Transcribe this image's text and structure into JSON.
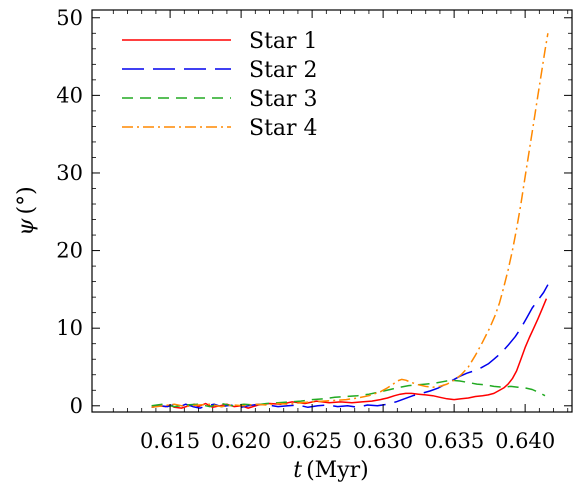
{
  "chart_data": {
    "type": "line",
    "xlabel_var": "t",
    "xlabel_unit": "(Myr)",
    "ylabel_var": "ψ",
    "ylabel_unit": "(°)",
    "xlim": [
      0.6095,
      0.6433
    ],
    "ylim": [
      -0.8,
      51
    ],
    "xticks": [
      0.615,
      0.62,
      0.625,
      0.63,
      0.635,
      0.64
    ],
    "xtick_labels": [
      "0.615",
      "0.620",
      "0.625",
      "0.630",
      "0.635",
      "0.640"
    ],
    "yticks": [
      0,
      10,
      20,
      30,
      40,
      50
    ],
    "ytick_labels": [
      "0",
      "10",
      "20",
      "30",
      "40",
      "50"
    ],
    "legend_position": "top-left",
    "grid": false,
    "series": [
      {
        "name": "Star 1",
        "color": "#ff0000",
        "dash": "solid",
        "x": [
          0.6137,
          0.6142,
          0.6147,
          0.615,
          0.6153,
          0.6158,
          0.6163,
          0.6167,
          0.617,
          0.6175,
          0.618,
          0.6185,
          0.619,
          0.6195,
          0.62,
          0.6205,
          0.6212,
          0.622,
          0.6228,
          0.6236,
          0.6245,
          0.6253,
          0.6262,
          0.627,
          0.6278,
          0.6285,
          0.6292,
          0.6298,
          0.6303,
          0.6308,
          0.6312,
          0.6316,
          0.632,
          0.6325,
          0.633,
          0.6335,
          0.634,
          0.6345,
          0.635,
          0.6355,
          0.636,
          0.6365,
          0.637,
          0.6374,
          0.6378,
          0.6381,
          0.6385,
          0.6388,
          0.6391,
          0.6394,
          0.6397,
          0.64,
          0.6403,
          0.6406,
          0.6409,
          0.6412,
          0.6415
        ],
        "y": [
          -0.2,
          0.0,
          -0.1,
          0.1,
          -0.2,
          -0.3,
          0.0,
          0.2,
          -0.1,
          0.3,
          -0.2,
          0.0,
          0.2,
          -0.1,
          0.0,
          -0.3,
          0.1,
          0.3,
          0.2,
          0.5,
          0.3,
          0.6,
          0.4,
          0.5,
          0.4,
          0.5,
          0.6,
          0.8,
          1.0,
          1.3,
          1.5,
          1.6,
          1.6,
          1.5,
          1.4,
          1.3,
          1.1,
          0.9,
          0.8,
          0.9,
          1.0,
          1.2,
          1.3,
          1.4,
          1.6,
          1.9,
          2.3,
          2.8,
          3.5,
          4.5,
          6.0,
          7.5,
          8.8,
          10.0,
          11.2,
          12.5,
          13.8
        ]
      },
      {
        "name": "Star 2",
        "color": "#0000ee",
        "dash": "longdash",
        "x": [
          0.6137,
          0.6143,
          0.6148,
          0.6152,
          0.6156,
          0.6161,
          0.6166,
          0.6171,
          0.6176,
          0.6181,
          0.6186,
          0.619,
          0.6195,
          0.62,
          0.6205,
          0.6212,
          0.6219,
          0.6226,
          0.6233,
          0.624,
          0.6247,
          0.6254,
          0.6261,
          0.6268,
          0.6275,
          0.6282,
          0.6289,
          0.6296,
          0.6303,
          0.6309,
          0.6315,
          0.6321,
          0.6327,
          0.6333,
          0.6339,
          0.6344,
          0.6349,
          0.6354,
          0.6359,
          0.6364,
          0.6369,
          0.6374,
          0.6378,
          0.6383,
          0.6388,
          0.6393,
          0.6397,
          0.6401,
          0.6405,
          0.6409,
          0.6413,
          0.6416
        ],
        "y": [
          -0.2,
          0.0,
          -0.1,
          0.1,
          -0.2,
          0.2,
          -0.1,
          -0.3,
          0.0,
          0.2,
          -0.1,
          0.0,
          0.1,
          -0.2,
          0.0,
          0.2,
          0.1,
          -0.1,
          0.0,
          0.1,
          -0.2,
          0.0,
          0.1,
          -0.1,
          0.0,
          -0.2,
          0.1,
          0.0,
          0.2,
          0.5,
          0.9,
          1.3,
          1.6,
          1.9,
          2.3,
          2.8,
          3.3,
          3.8,
          4.2,
          4.5,
          4.9,
          5.4,
          6.0,
          6.8,
          7.8,
          8.9,
          10.0,
          11.3,
          12.6,
          13.6,
          14.6,
          15.6
        ]
      },
      {
        "name": "Star 3",
        "color": "#22aa22",
        "dash": "dashed",
        "x": [
          0.6137,
          0.6145,
          0.6153,
          0.6161,
          0.617,
          0.6178,
          0.6186,
          0.6194,
          0.6202,
          0.621,
          0.6218,
          0.6226,
          0.6234,
          0.6242,
          0.625,
          0.6258,
          0.6266,
          0.6274,
          0.6282,
          0.629,
          0.6298,
          0.6305,
          0.6312,
          0.6318,
          0.6324,
          0.633,
          0.6336,
          0.6342,
          0.6348,
          0.6354,
          0.636,
          0.6366,
          0.6372,
          0.6378,
          0.6384,
          0.639,
          0.6395,
          0.64,
          0.6405,
          0.641,
          0.6414
        ],
        "y": [
          0.0,
          0.2,
          -0.1,
          0.1,
          0.2,
          -0.1,
          0.3,
          0.0,
          0.2,
          0.1,
          0.3,
          0.4,
          0.5,
          0.6,
          0.8,
          0.9,
          1.1,
          1.2,
          1.3,
          1.5,
          1.8,
          2.1,
          2.4,
          2.6,
          2.7,
          2.8,
          2.9,
          3.1,
          3.3,
          3.2,
          3.0,
          2.8,
          2.7,
          2.5,
          2.4,
          2.5,
          2.4,
          2.3,
          2.1,
          1.7,
          1.3
        ]
      },
      {
        "name": "Star 4",
        "color": "#ff8800",
        "dash": "dashdot",
        "x": [
          0.6137,
          0.6145,
          0.6153,
          0.6161,
          0.617,
          0.6178,
          0.6186,
          0.6194,
          0.6202,
          0.621,
          0.6218,
          0.6226,
          0.6234,
          0.6242,
          0.625,
          0.6258,
          0.6266,
          0.6274,
          0.6282,
          0.629,
          0.6298,
          0.6303,
          0.6307,
          0.631,
          0.6313,
          0.6316,
          0.632,
          0.6325,
          0.633,
          0.6335,
          0.634,
          0.6345,
          0.635,
          0.6355,
          0.636,
          0.6365,
          0.637,
          0.6375,
          0.6379,
          0.6382,
          0.6385,
          0.6388,
          0.6391,
          0.6394,
          0.6397,
          0.64,
          0.6403,
          0.6406,
          0.6409,
          0.6412,
          0.6414,
          0.6416
        ],
        "y": [
          -0.2,
          0.0,
          0.2,
          -0.1,
          0.1,
          0.2,
          -0.1,
          0.1,
          0.0,
          0.2,
          0.1,
          0.3,
          0.2,
          0.4,
          0.5,
          0.6,
          0.7,
          0.8,
          1.0,
          1.3,
          1.8,
          2.3,
          2.8,
          3.2,
          3.4,
          3.3,
          3.0,
          2.7,
          2.5,
          2.4,
          2.5,
          2.8,
          3.3,
          4.0,
          5.0,
          6.5,
          8.2,
          10.0,
          11.7,
          13.3,
          15.3,
          17.5,
          20.0,
          22.8,
          26.0,
          29.5,
          33.0,
          36.5,
          40.0,
          43.5,
          45.8,
          48.0
        ]
      }
    ]
  }
}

_Exercise aim_
Take the entries shown above and quote them verbatim, passing over the pictures.

_Solution to this problem_
Transcribe this image's text and structure into JSON.
{
  "chart_data": {
    "type": "line",
    "xlabel_var": "t",
    "xlabel_unit": "(Myr)",
    "ylabel_var": "ψ",
    "ylabel_unit": "(°)",
    "xlim": [
      0.6095,
      0.6433
    ],
    "ylim": [
      -0.8,
      51
    ],
    "xticks": [
      0.615,
      0.62,
      0.625,
      0.63,
      0.635,
      0.64
    ],
    "xtick_labels": [
      "0.615",
      "0.620",
      "0.625",
      "0.630",
      "0.635",
      "0.640"
    ],
    "yticks": [
      0,
      10,
      20,
      30,
      40,
      50
    ],
    "ytick_labels": [
      "0",
      "10",
      "20",
      "30",
      "40",
      "50"
    ],
    "legend_position": "top-left",
    "grid": false,
    "series": [
      {
        "name": "Star 1",
        "color": "#ff0000",
        "dash": "solid",
        "x": [
          0.6137,
          0.6142,
          0.6147,
          0.615,
          0.6153,
          0.6158,
          0.6163,
          0.6167,
          0.617,
          0.6175,
          0.618,
          0.6185,
          0.619,
          0.6195,
          0.62,
          0.6205,
          0.6212,
          0.622,
          0.6228,
          0.6236,
          0.6245,
          0.6253,
          0.6262,
          0.627,
          0.6278,
          0.6285,
          0.6292,
          0.6298,
          0.6303,
          0.6308,
          0.6312,
          0.6316,
          0.632,
          0.6325,
          0.633,
          0.6335,
          0.634,
          0.6345,
          0.635,
          0.6355,
          0.636,
          0.6365,
          0.637,
          0.6374,
          0.6378,
          0.6381,
          0.6385,
          0.6388,
          0.6391,
          0.6394,
          0.6397,
          0.64,
          0.6403,
          0.6406,
          0.6409,
          0.6412,
          0.6415
        ],
        "y": [
          -0.2,
          0.0,
          -0.1,
          0.1,
          -0.2,
          -0.3,
          0.0,
          0.2,
          -0.1,
          0.3,
          -0.2,
          0.0,
          0.2,
          -0.1,
          0.0,
          -0.3,
          0.1,
          0.3,
          0.2,
          0.5,
          0.3,
          0.6,
          0.4,
          0.5,
          0.4,
          0.5,
          0.6,
          0.8,
          1.0,
          1.3,
          1.5,
          1.6,
          1.6,
          1.5,
          1.4,
          1.3,
          1.1,
          0.9,
          0.8,
          0.9,
          1.0,
          1.2,
          1.3,
          1.4,
          1.6,
          1.9,
          2.3,
          2.8,
          3.5,
          4.5,
          6.0,
          7.5,
          8.8,
          10.0,
          11.2,
          12.5,
          13.8
        ]
      },
      {
        "name": "Star 2",
        "color": "#0000ee",
        "dash": "longdash",
        "x": [
          0.6137,
          0.6143,
          0.6148,
          0.6152,
          0.6156,
          0.6161,
          0.6166,
          0.6171,
          0.6176,
          0.6181,
          0.6186,
          0.619,
          0.6195,
          0.62,
          0.6205,
          0.6212,
          0.6219,
          0.6226,
          0.6233,
          0.624,
          0.6247,
          0.6254,
          0.6261,
          0.6268,
          0.6275,
          0.6282,
          0.6289,
          0.6296,
          0.6303,
          0.6309,
          0.6315,
          0.6321,
          0.6327,
          0.6333,
          0.6339,
          0.6344,
          0.6349,
          0.6354,
          0.6359,
          0.6364,
          0.6369,
          0.6374,
          0.6378,
          0.6383,
          0.6388,
          0.6393,
          0.6397,
          0.6401,
          0.6405,
          0.6409,
          0.6413,
          0.6416
        ],
        "y": [
          -0.2,
          0.0,
          -0.1,
          0.1,
          -0.2,
          0.2,
          -0.1,
          -0.3,
          0.0,
          0.2,
          -0.1,
          0.0,
          0.1,
          -0.2,
          0.0,
          0.2,
          0.1,
          -0.1,
          0.0,
          0.1,
          -0.2,
          0.0,
          0.1,
          -0.1,
          0.0,
          -0.2,
          0.1,
          0.0,
          0.2,
          0.5,
          0.9,
          1.3,
          1.6,
          1.9,
          2.3,
          2.8,
          3.3,
          3.8,
          4.2,
          4.5,
          4.9,
          5.4,
          6.0,
          6.8,
          7.8,
          8.9,
          10.0,
          11.3,
          12.6,
          13.6,
          14.6,
          15.6
        ]
      },
      {
        "name": "Star 3",
        "color": "#22aa22",
        "dash": "dashed",
        "x": [
          0.6137,
          0.6145,
          0.6153,
          0.6161,
          0.617,
          0.6178,
          0.6186,
          0.6194,
          0.6202,
          0.621,
          0.6218,
          0.6226,
          0.6234,
          0.6242,
          0.625,
          0.6258,
          0.6266,
          0.6274,
          0.6282,
          0.629,
          0.6298,
          0.6305,
          0.6312,
          0.6318,
          0.6324,
          0.633,
          0.6336,
          0.6342,
          0.6348,
          0.6354,
          0.636,
          0.6366,
          0.6372,
          0.6378,
          0.6384,
          0.639,
          0.6395,
          0.64,
          0.6405,
          0.641,
          0.6414
        ],
        "y": [
          0.0,
          0.2,
          -0.1,
          0.1,
          0.2,
          -0.1,
          0.3,
          0.0,
          0.2,
          0.1,
          0.3,
          0.4,
          0.5,
          0.6,
          0.8,
          0.9,
          1.1,
          1.2,
          1.3,
          1.5,
          1.8,
          2.1,
          2.4,
          2.6,
          2.7,
          2.8,
          2.9,
          3.1,
          3.3,
          3.2,
          3.0,
          2.8,
          2.7,
          2.5,
          2.4,
          2.5,
          2.4,
          2.3,
          2.1,
          1.7,
          1.3
        ]
      },
      {
        "name": "Star 4",
        "color": "#ff8800",
        "dash": "dashdot",
        "x": [
          0.6137,
          0.6145,
          0.6153,
          0.6161,
          0.617,
          0.6178,
          0.6186,
          0.6194,
          0.6202,
          0.621,
          0.6218,
          0.6226,
          0.6234,
          0.6242,
          0.625,
          0.6258,
          0.6266,
          0.6274,
          0.6282,
          0.629,
          0.6298,
          0.6303,
          0.6307,
          0.631,
          0.6313,
          0.6316,
          0.632,
          0.6325,
          0.633,
          0.6335,
          0.634,
          0.6345,
          0.635,
          0.6355,
          0.636,
          0.6365,
          0.637,
          0.6375,
          0.6379,
          0.6382,
          0.6385,
          0.6388,
          0.6391,
          0.6394,
          0.6397,
          0.64,
          0.6403,
          0.6406,
          0.6409,
          0.6412,
          0.6414,
          0.6416
        ],
        "y": [
          -0.2,
          0.0,
          0.2,
          -0.1,
          0.1,
          0.2,
          -0.1,
          0.1,
          0.0,
          0.2,
          0.1,
          0.3,
          0.2,
          0.4,
          0.5,
          0.6,
          0.7,
          0.8,
          1.0,
          1.3,
          1.8,
          2.3,
          2.8,
          3.2,
          3.4,
          3.3,
          3.0,
          2.7,
          2.5,
          2.4,
          2.5,
          2.8,
          3.3,
          4.0,
          5.0,
          6.5,
          8.2,
          10.0,
          11.7,
          13.3,
          15.3,
          17.5,
          20.0,
          22.8,
          26.0,
          29.5,
          33.0,
          36.5,
          40.0,
          43.5,
          45.8,
          48.0
        ]
      }
    ]
  }
}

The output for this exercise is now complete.